• What to produce: Find how many lines in the data below include the word "arrow", then write only that number.

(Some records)
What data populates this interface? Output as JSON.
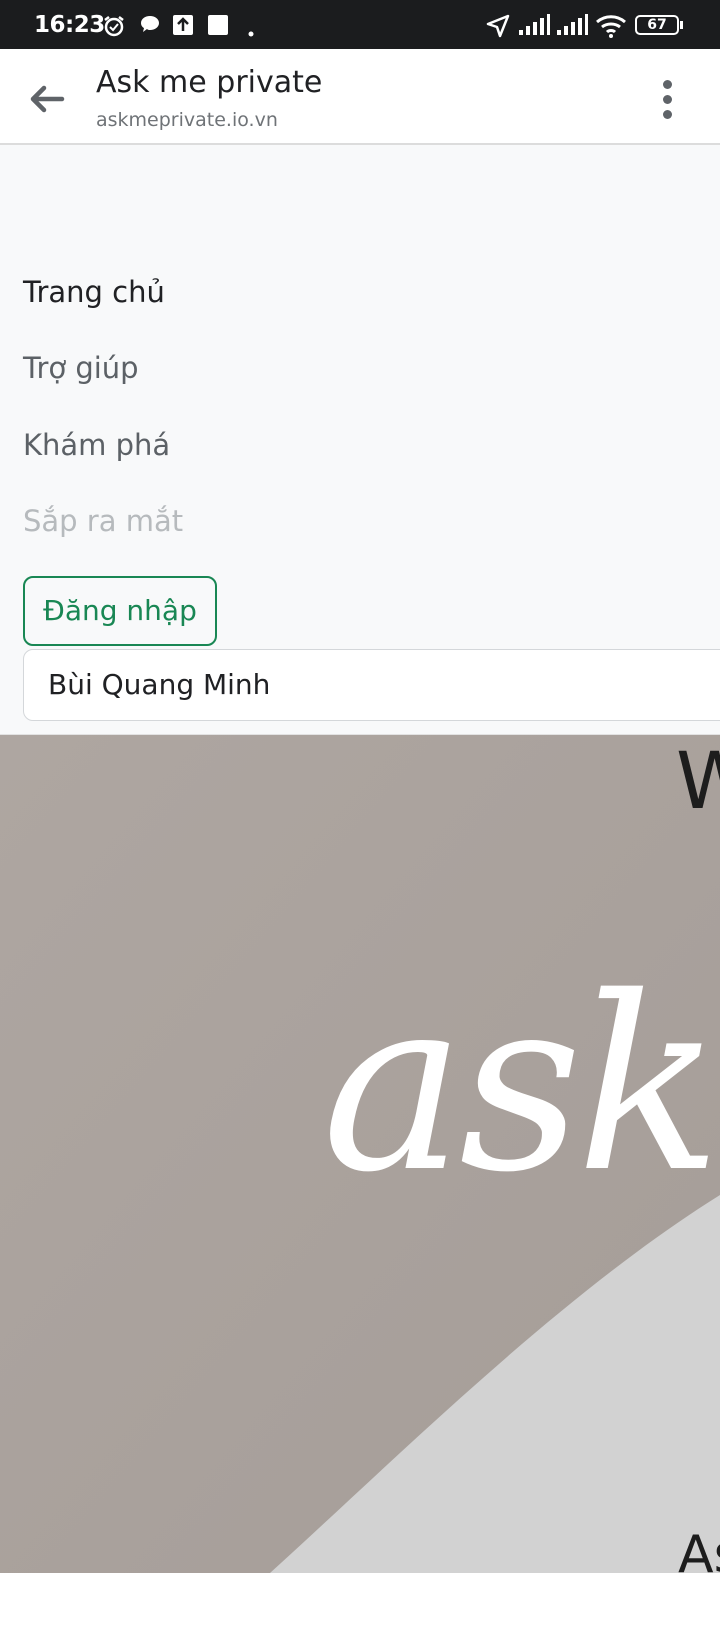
{
  "status_bar": {
    "time": "16:23",
    "battery": "67",
    "icons": [
      "alarm-icon",
      "chat-bubble-icon",
      "upload-icon",
      "app-square-icon",
      "dot-icon",
      "location-arrow-icon",
      "signal-icon",
      "signal-icon",
      "wifi-icon",
      "battery-icon"
    ]
  },
  "header": {
    "title": "Ask me private",
    "url": "askmeprivate.io.vn",
    "back_icon": "arrow-left-icon",
    "menu_icon": "more-vertical-icon"
  },
  "nav": {
    "items": [
      {
        "label": "Trang chủ",
        "state": "active"
      },
      {
        "label": "Trợ giúp",
        "state": "normal"
      },
      {
        "label": "Khám phá",
        "state": "normal"
      },
      {
        "label": "Sắp ra mắt",
        "state": "disabled"
      }
    ],
    "login_label": "Đăng nhập",
    "user_name": "Bùi Quang Minh"
  },
  "hero": {
    "top_text": "W",
    "script_text": "ask",
    "bottom_text": "As"
  },
  "colors": {
    "accent": "#198754",
    "hero_bg": "#aca49f",
    "status_bar": "#1b1c1e"
  }
}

• The solution: 2